**Requirements:**
Go through the entries one line at a time, and gather every line that has the word "JSON".

**Supplied material:**
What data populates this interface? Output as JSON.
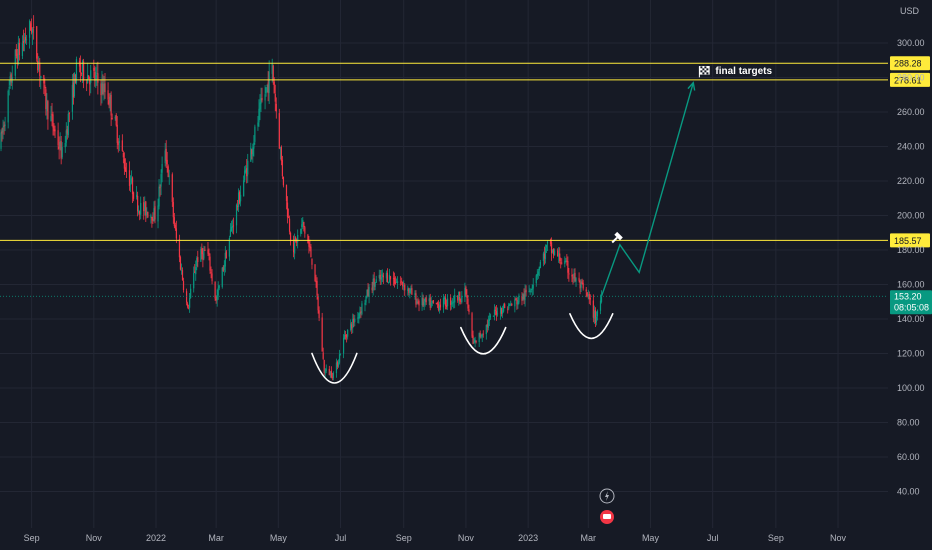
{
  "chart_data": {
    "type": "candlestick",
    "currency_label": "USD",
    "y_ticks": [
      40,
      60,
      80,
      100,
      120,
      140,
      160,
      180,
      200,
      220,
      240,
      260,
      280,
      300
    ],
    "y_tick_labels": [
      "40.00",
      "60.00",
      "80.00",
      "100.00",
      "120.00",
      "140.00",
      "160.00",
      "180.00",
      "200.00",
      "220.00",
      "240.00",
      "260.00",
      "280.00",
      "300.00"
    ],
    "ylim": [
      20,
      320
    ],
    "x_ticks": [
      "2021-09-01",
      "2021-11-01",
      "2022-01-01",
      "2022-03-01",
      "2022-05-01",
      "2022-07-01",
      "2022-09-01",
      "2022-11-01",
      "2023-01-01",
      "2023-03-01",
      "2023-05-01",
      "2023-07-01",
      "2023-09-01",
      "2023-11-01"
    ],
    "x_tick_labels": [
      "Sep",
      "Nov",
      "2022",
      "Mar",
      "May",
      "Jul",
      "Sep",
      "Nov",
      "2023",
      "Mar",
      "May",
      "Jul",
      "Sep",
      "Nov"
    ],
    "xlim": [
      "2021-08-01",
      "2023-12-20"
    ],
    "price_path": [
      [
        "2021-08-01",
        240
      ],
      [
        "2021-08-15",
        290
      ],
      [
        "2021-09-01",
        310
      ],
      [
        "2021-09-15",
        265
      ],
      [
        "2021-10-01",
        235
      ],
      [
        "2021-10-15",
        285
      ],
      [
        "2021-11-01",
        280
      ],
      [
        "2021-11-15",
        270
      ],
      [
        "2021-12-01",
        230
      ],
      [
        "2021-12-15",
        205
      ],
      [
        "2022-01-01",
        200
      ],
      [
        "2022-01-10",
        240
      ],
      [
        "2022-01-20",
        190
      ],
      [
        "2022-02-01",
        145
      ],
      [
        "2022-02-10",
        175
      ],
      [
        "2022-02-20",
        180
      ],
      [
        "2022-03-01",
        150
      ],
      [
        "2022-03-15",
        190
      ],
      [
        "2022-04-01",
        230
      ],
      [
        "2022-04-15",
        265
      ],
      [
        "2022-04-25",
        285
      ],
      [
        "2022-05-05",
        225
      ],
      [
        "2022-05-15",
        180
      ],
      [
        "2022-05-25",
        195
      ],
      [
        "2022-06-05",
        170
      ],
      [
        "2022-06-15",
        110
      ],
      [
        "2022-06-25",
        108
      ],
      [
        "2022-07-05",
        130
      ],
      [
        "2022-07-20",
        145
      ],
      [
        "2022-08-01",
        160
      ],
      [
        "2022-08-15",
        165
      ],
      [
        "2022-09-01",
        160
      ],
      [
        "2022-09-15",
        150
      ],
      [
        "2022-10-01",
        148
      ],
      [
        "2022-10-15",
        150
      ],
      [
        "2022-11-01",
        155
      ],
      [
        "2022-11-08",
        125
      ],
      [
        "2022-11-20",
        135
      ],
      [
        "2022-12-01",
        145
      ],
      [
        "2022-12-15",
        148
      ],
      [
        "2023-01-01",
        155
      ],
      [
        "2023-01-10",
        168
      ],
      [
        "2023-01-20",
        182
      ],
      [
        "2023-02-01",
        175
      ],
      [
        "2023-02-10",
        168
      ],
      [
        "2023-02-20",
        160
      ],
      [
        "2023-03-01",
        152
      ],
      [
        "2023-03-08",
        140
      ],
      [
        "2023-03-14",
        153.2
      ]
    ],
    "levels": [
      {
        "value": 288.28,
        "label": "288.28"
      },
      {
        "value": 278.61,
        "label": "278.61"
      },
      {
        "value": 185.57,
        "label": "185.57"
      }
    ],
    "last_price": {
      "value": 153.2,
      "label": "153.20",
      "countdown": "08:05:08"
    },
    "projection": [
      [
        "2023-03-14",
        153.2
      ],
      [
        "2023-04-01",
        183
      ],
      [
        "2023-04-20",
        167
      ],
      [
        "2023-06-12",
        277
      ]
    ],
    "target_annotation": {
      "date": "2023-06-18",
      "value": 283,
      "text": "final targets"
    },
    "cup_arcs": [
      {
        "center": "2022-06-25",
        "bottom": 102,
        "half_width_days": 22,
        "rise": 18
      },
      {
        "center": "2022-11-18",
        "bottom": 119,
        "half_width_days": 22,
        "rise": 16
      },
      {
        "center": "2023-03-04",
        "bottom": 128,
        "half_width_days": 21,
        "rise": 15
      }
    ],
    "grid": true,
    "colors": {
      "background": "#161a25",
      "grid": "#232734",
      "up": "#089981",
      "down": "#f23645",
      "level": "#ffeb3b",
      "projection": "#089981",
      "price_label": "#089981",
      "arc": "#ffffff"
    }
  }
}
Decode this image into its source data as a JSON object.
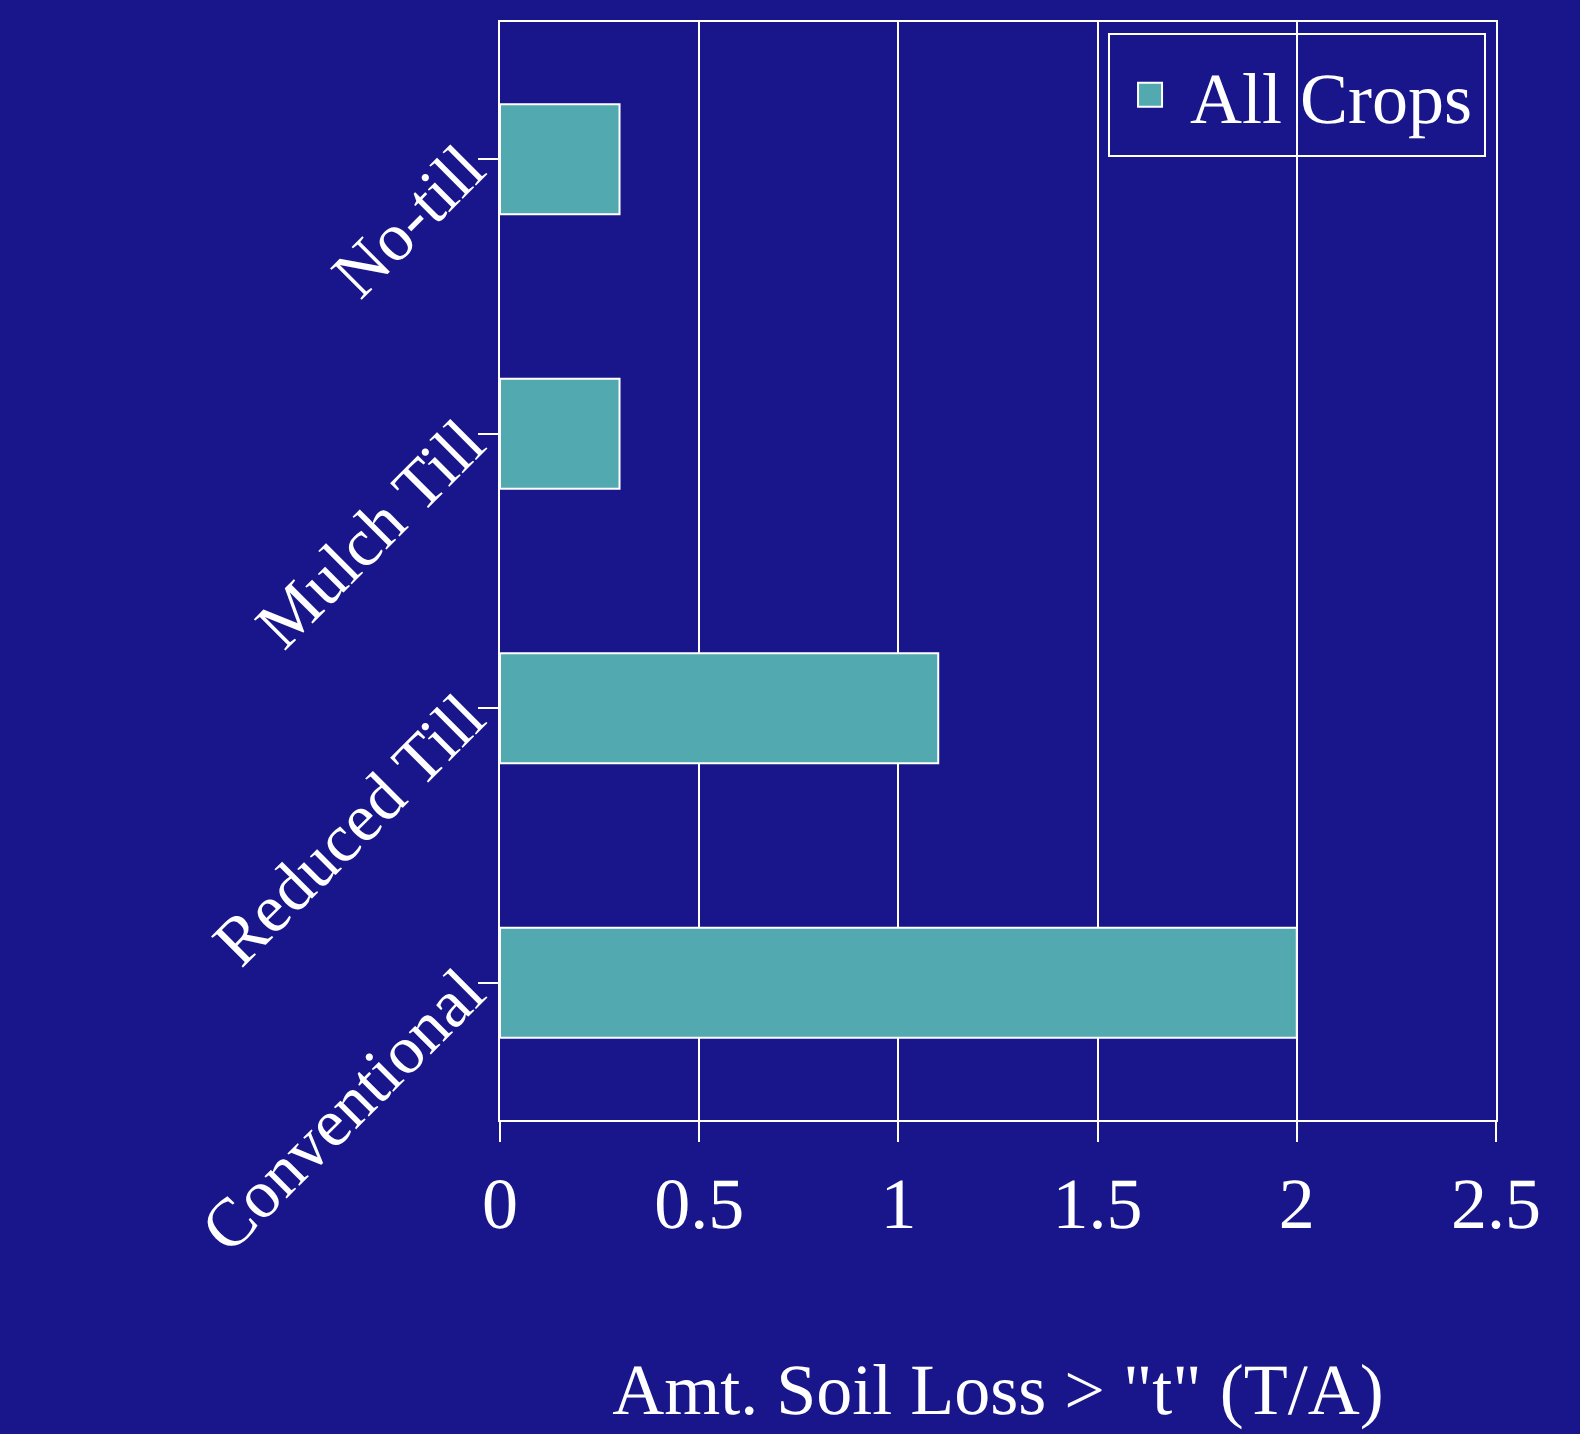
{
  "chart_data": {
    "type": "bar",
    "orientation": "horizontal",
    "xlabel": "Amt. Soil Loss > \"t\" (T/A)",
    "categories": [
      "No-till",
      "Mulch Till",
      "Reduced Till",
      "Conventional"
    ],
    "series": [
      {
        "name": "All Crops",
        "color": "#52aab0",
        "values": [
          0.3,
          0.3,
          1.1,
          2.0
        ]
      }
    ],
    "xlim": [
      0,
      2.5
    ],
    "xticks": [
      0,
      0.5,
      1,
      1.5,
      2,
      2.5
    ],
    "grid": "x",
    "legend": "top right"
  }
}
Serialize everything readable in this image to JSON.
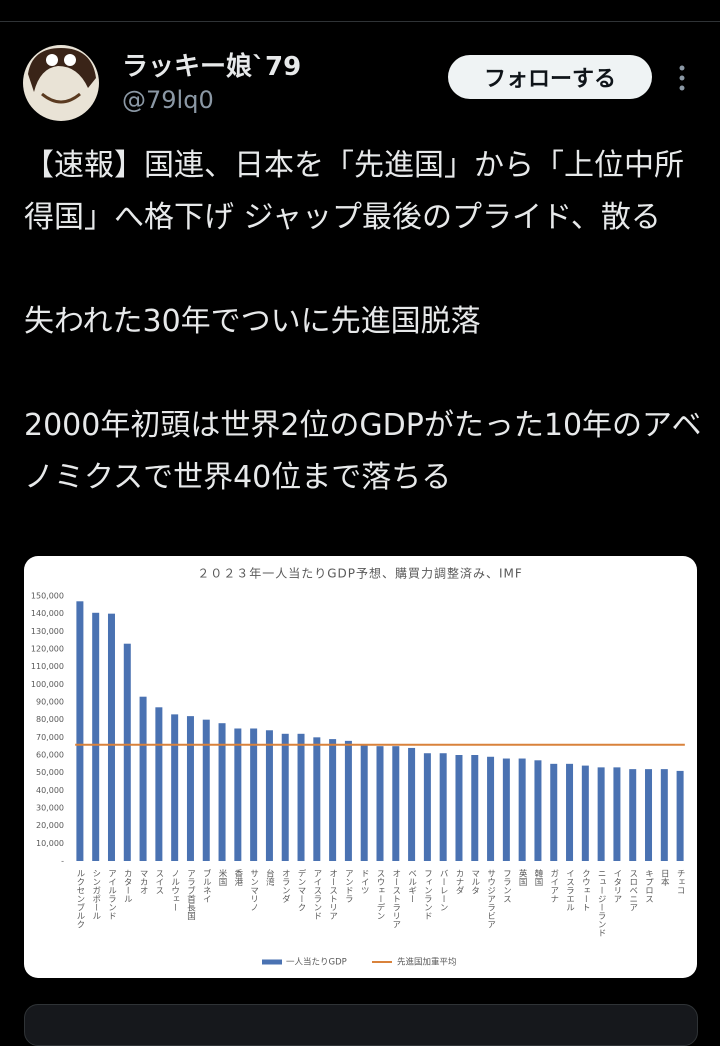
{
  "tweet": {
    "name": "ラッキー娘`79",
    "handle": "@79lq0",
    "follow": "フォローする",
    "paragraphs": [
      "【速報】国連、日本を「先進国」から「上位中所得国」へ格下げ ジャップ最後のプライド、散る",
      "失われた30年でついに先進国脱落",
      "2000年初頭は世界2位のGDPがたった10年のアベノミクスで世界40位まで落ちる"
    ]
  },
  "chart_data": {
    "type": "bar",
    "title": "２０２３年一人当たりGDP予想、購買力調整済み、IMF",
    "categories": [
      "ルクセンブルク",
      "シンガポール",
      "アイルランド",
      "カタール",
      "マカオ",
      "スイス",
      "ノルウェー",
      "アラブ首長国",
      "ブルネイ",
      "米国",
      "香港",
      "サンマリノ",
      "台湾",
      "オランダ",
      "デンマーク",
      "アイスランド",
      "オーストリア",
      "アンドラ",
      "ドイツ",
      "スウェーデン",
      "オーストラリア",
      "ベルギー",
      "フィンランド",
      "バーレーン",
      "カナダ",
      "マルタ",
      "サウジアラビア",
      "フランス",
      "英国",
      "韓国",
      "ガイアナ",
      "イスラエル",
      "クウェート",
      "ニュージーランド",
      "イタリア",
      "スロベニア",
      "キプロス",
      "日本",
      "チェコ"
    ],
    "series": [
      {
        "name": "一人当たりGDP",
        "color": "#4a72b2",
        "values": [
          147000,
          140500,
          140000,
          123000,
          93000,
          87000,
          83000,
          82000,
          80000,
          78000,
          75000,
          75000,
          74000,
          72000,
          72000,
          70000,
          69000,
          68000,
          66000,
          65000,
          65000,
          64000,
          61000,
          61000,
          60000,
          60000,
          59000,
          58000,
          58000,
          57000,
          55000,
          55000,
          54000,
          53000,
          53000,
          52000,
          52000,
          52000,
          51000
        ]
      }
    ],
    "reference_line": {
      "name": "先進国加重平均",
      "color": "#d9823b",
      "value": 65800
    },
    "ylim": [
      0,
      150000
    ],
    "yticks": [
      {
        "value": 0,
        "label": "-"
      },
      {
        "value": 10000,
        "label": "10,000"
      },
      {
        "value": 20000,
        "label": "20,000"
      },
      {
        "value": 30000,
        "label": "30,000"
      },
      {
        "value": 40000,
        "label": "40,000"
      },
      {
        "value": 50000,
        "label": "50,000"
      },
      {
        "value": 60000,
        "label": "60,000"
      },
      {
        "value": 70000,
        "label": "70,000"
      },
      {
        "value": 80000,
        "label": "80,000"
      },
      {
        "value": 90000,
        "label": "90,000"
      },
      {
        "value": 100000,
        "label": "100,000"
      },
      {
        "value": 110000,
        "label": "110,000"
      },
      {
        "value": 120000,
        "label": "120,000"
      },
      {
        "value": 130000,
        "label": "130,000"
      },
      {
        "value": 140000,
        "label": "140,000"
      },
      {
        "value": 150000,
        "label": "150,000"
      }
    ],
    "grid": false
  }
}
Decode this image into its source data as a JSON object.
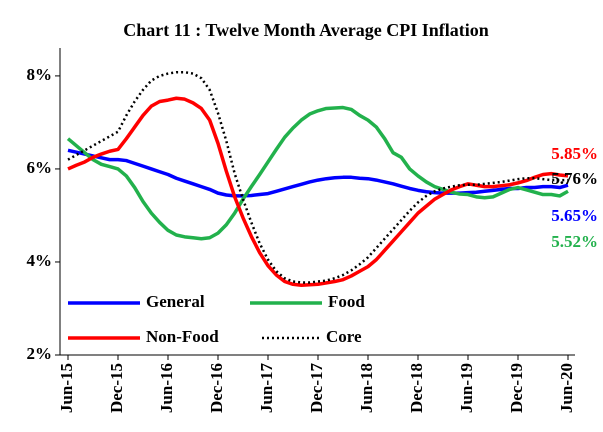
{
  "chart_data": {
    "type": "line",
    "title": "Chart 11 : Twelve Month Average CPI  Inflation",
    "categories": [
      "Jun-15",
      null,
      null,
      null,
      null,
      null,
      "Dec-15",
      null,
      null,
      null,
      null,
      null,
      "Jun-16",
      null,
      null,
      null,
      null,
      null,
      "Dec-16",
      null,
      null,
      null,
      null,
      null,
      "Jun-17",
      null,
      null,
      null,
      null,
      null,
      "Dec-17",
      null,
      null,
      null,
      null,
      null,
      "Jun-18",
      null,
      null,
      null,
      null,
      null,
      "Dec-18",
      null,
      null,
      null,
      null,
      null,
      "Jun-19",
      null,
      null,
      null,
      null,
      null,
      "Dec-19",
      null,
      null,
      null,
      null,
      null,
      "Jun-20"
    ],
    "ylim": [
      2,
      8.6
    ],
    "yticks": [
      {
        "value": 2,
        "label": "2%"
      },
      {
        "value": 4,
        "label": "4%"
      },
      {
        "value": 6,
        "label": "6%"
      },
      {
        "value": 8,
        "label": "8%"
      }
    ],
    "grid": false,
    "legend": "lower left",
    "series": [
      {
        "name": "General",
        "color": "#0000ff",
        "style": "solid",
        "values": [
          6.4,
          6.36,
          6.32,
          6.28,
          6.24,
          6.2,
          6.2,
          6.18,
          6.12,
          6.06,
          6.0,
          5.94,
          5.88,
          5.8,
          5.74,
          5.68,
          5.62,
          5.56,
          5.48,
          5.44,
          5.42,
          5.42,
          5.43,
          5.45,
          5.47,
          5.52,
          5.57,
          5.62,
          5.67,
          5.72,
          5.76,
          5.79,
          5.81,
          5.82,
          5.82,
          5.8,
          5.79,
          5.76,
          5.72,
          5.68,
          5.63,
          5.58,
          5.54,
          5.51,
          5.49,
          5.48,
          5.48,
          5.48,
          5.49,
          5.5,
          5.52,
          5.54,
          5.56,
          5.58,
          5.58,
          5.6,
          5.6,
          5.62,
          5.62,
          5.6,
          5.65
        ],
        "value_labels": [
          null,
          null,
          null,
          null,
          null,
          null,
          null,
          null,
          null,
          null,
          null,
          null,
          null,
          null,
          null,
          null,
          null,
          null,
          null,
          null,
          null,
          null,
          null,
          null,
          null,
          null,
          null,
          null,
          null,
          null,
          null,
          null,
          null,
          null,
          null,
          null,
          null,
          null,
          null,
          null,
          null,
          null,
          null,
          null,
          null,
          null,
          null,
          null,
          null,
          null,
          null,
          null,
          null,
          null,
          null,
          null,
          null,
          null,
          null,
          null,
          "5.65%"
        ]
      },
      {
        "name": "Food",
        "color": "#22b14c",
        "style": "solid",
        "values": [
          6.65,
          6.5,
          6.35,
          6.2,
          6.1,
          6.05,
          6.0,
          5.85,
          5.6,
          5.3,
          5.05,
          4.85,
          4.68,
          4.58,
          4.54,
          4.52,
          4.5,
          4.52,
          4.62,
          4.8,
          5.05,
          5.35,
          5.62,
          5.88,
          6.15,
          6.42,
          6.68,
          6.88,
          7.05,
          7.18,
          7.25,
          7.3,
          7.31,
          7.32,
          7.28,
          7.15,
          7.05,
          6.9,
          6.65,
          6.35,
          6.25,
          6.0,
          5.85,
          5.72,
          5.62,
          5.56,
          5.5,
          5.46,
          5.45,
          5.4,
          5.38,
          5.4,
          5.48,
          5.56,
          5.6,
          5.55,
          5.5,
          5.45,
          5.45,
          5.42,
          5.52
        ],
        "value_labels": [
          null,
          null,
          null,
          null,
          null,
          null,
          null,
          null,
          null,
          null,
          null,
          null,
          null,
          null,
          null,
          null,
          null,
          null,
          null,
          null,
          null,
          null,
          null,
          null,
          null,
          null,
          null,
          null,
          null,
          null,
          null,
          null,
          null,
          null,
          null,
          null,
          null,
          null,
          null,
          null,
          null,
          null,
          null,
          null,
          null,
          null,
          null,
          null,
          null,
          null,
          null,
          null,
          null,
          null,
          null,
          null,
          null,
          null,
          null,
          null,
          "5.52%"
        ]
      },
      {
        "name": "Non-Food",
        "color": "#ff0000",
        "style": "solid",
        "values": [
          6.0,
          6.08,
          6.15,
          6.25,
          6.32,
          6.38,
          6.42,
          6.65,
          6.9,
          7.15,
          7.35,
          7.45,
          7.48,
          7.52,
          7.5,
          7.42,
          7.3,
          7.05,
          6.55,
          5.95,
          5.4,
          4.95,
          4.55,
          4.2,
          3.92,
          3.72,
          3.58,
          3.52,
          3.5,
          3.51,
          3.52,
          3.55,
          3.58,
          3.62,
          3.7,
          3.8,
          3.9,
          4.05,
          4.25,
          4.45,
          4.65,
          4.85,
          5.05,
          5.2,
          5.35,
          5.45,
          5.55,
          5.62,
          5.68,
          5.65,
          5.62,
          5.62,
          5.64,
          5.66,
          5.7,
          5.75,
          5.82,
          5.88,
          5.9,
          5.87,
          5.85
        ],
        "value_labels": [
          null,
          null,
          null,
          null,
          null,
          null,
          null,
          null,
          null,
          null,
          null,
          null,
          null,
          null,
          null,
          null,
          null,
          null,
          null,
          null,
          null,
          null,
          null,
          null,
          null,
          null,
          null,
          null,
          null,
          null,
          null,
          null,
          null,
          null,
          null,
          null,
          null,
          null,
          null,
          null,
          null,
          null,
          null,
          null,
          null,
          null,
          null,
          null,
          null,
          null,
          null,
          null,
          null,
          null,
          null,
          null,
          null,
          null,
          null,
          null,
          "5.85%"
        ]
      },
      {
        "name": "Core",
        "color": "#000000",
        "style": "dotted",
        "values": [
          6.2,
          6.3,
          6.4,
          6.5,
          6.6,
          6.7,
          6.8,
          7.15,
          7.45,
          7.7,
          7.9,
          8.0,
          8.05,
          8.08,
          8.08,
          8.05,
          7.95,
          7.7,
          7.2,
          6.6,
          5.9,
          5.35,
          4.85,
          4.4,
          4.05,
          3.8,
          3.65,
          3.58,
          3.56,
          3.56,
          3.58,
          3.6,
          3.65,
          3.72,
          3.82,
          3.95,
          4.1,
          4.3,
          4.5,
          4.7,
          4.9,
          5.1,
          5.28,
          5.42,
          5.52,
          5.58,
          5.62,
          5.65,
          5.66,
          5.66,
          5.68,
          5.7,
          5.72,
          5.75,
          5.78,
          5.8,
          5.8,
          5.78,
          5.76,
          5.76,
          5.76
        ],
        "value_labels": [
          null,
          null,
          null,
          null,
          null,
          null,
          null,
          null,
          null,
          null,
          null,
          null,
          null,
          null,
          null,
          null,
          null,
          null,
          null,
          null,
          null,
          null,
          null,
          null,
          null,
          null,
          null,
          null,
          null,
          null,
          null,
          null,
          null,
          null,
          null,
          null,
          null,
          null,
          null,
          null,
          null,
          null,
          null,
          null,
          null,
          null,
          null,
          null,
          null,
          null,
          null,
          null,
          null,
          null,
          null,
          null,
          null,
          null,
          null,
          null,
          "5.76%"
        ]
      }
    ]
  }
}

**Reply to the exercise:**
What data populates this interface? Output as JSON.
Decode this image into its source data as a JSON object.
Serialize everything readable in this image to JSON.
Decode this image into its source data as a JSON object.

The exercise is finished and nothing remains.